■ TASK INPUTS ■
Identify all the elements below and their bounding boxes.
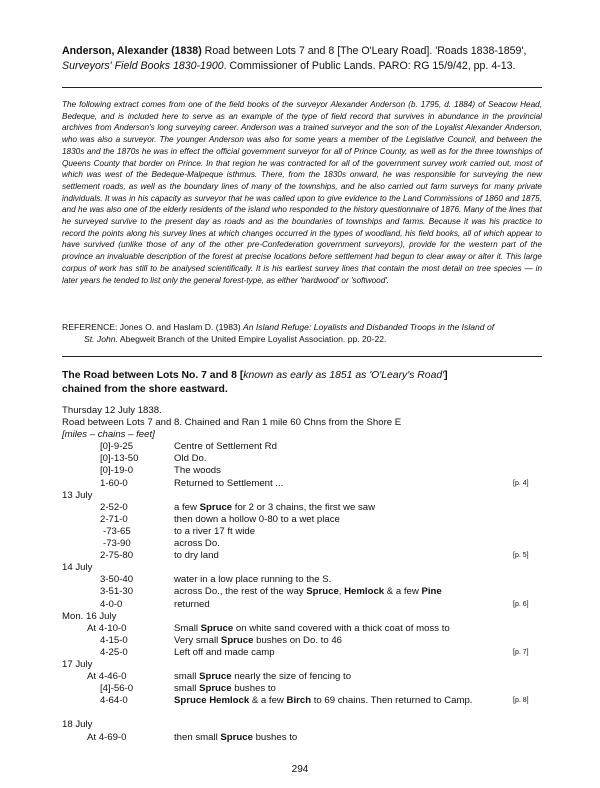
log-distance: At 4-10-0 [87,622,127,634]
page-number: 294 [291,764,309,775]
log-date: [miles – chains – feet] [62,429,155,441]
log-distance: 4-64-0 [100,695,128,707]
log-line [62,671,552,683]
reference-line-2 [62,334,542,346]
log-observation: The woods [174,465,221,477]
log-observation: small Spruce nearly the size of fencing to [174,671,352,683]
log-line [62,586,552,598]
log-line [62,478,552,490]
log-date: Thursday 12 July 1838. [62,405,162,416]
log-line [62,538,552,550]
log-date: 17 July [62,658,93,670]
citation-archive: . Commissioner of Public Lands. PARO: RG 15/9/42, pp. 4-13. [223,60,516,72]
log-observation: Left off and made camp [174,646,275,658]
log-line [62,647,552,659]
log-observation: across Do. [174,538,220,550]
log-page-ref: [p. 6] [513,600,529,608]
log-distance: [0]-19-0 [100,465,134,477]
log-observation: Centre of Settlement Rd [174,441,277,453]
reference-title: An Island Refuge: Loyalists and Disbanded Troops in the Island of [243,322,495,332]
log-line [62,490,552,502]
reference-title-end: St. John [84,333,116,344]
log-line [62,405,552,417]
citation-header [62,44,552,74]
log-line [62,465,552,477]
log-distance: 3-50-40 [100,574,134,586]
log-line [62,550,552,562]
log-line [62,562,552,574]
log-line [62,429,552,441]
intro-paragraph: The following extract comes from one of the field books of the surveyor Alexander Anderson (b. 1795, d. 1884) of Seacow Head, Bedeque, and is included here to serve as an example of the type of field record that survives in abundance in the provincial archives from Anderson's long surveying career. Anderson was a trained surveyor and the son of the Loyalist Alexander Anderson, who was also a surveyor. The younger Anderson was also for some years a member of the Legislative Council, and between the 1830s and the 1870s he was in effect the official government surveyor for all of Prince County, as well as for the three townships of Queens County that border on Prince. In that region he was contracted for all of the government survey work carried out, most of which was west of the Bedeque-Malpeque isthmus. There, from the 1830s onward, he was responsible for surveying the new settlement roads, as well as the boundary lines of many of the townships, and he also carried out farm surveys for many private individuals. It was in his capacity as surveyor that he was called upon to give evidence to the Land Commissions of 1860 and 1875, and he was also one of the elderly residents of the island who responded to the history questionnaire of 1876. Many of the lines that he surveyed survive to the present day as roads and as the boundaries of townships and farms. Because it was his practice to record the points along his survey lines at which changes occurred in the types of woodland, his field books, all of which appear to have survived (unlike those of any of the other pre-Confederation government surveyors), provide for the western part of the province an invaluable description of the forest at precise locations before settlement had begun to clear away or alter it. This large corpus of work has still to be analysed scientifically. It is his earliest survey lines that contain the most detail on tree species — in later years he tended to list only the general forest-type, as either 'hardwood' or 'softwood'. [62,100,542,285]
log-distance: -73-90 [103,538,131,550]
log-distance: 2-52-0 [100,501,128,513]
top-divider [62,87,542,88]
log-date: Road between Lots 7 and 8. Chained and Ran 1 mile 60 Chns from the Shore E [62,417,402,429]
log-observation: Old Do. [174,453,207,465]
log-distance: [0]-13-50 [100,453,139,465]
log-distance: [0]-9-25 [100,441,134,453]
log-distance: 4-15-0 [100,634,128,646]
log-distance: 3-51-30 [100,586,134,598]
log-line [62,683,552,695]
log-distance: 1-60-0 [100,477,128,489]
log-line [62,623,552,635]
log-observation: across Do., the rest of the way Spruce, Hemlock & a few Pine [174,586,442,598]
log-observation: small Spruce bushes to [174,683,276,695]
log-page-ref: [p. 8] [513,697,529,705]
log-observation: Spruce Hemlock & a few Birch to 69 chains. Then returned to Camp. [174,695,473,707]
log-observation: Small Spruce on white sand covered with a thick coat of moss to [174,622,450,634]
log-distance: 4-25-0 [100,646,128,658]
section-title: The Road between Lots No. 7 and 8 [known as early as 1851 as 'O'Leary's Road'] chained from the shore eastward. [62,370,448,395]
log-page-ref: [p. 7] [513,648,529,656]
log-date: 18 July [62,719,93,731]
log-distance: At 4-46-0 [87,671,127,683]
log-line [62,574,552,586]
log-line [62,441,552,453]
log-line [62,417,552,429]
log-page-ref: [p. 4] [513,479,529,487]
reference-prefix: REFERENCE: Jones O. and Haslam D. (1983) [62,322,244,332]
log-observation: water in a low place running to the S. [174,574,332,586]
log-distance: 4-0-0 [100,598,123,610]
log-observation: to dry land [174,550,219,562]
log-distance: 2-75-80 [100,550,134,562]
log-line [62,599,552,611]
log-line [62,659,552,671]
log-observation: then down a hollow 0-80 to a wet place [174,513,340,525]
log-line [62,453,552,465]
citation-source: Surveyors' Field Books 1830-1900 [62,60,224,72]
log-line [62,695,552,707]
log-distance: [4]-56-0 [100,683,134,695]
log-date: 14 July [62,562,93,574]
log-observation: to a river 17 ft wide [174,525,256,537]
log-distance: At 4-69-0 [87,731,127,743]
citation-text: Road between Lots 7 and 8 [The O'Leary Road]. 'Roads 1838-1859', [201,45,527,57]
log-line [62,732,552,744]
reference-publisher: . Abegweit Branch of the United Empire Loyalist Association. pp. 20-22. [115,333,387,344]
reference [62,322,542,345]
log-page-ref: [p. 5] [513,552,529,560]
middle-divider [62,356,542,357]
log-line [62,514,552,526]
log-date: Mon. 16 July [62,610,117,622]
log-line [62,719,552,731]
field-log [62,405,552,744]
section-title-note: known as early as 1851 as 'O'Leary's Road' [243,370,445,381]
log-observation: returned [174,598,210,610]
log-line [62,611,552,623]
log-line [62,526,552,538]
log-line [62,635,552,647]
log-date: 13 July [62,489,93,501]
log-distance: 2-71-0 [100,513,128,525]
log-line [62,502,552,514]
log-observation: Very small Spruce bushes on Do. to 46 [174,634,342,646]
log-observation: then small Spruce bushes to [174,731,298,743]
citation-author: Anderson, Alexander (1838) [62,45,202,57]
log-line [62,707,552,719]
log-observation: a few Spruce for 2 or 3 chains, the first we saw [174,501,376,513]
log-observation: Returned to Settlement ... [174,477,284,489]
log-distance: -73-65 [103,525,131,537]
section-subtitle: chained from the shore eastward. [62,383,228,395]
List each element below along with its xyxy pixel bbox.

■ TO DO ■
Copy every line from the one containing "log-distance: At 4-10-0 [87,622,127,634]" down to the one containing "log-line [62,478,552,490]", both included, without changing anything.

■ EXERCISE ANSWER ■
log-distance: At 4-10-0 [87,622,127,634]
page-number: 294 [291,764,309,775]
log-date: [miles – chains – feet] [62,429,155,441]
log-distance: 4-64-0 [100,695,128,707]
log-line [62,671,552,683]
reference-line-2 [62,334,542,346]
log-observation: The woods [174,465,221,477]
log-observation: small Spruce nearly the size of fencing to [174,671,352,683]
log-line [62,586,552,598]
log-line [62,478,552,490]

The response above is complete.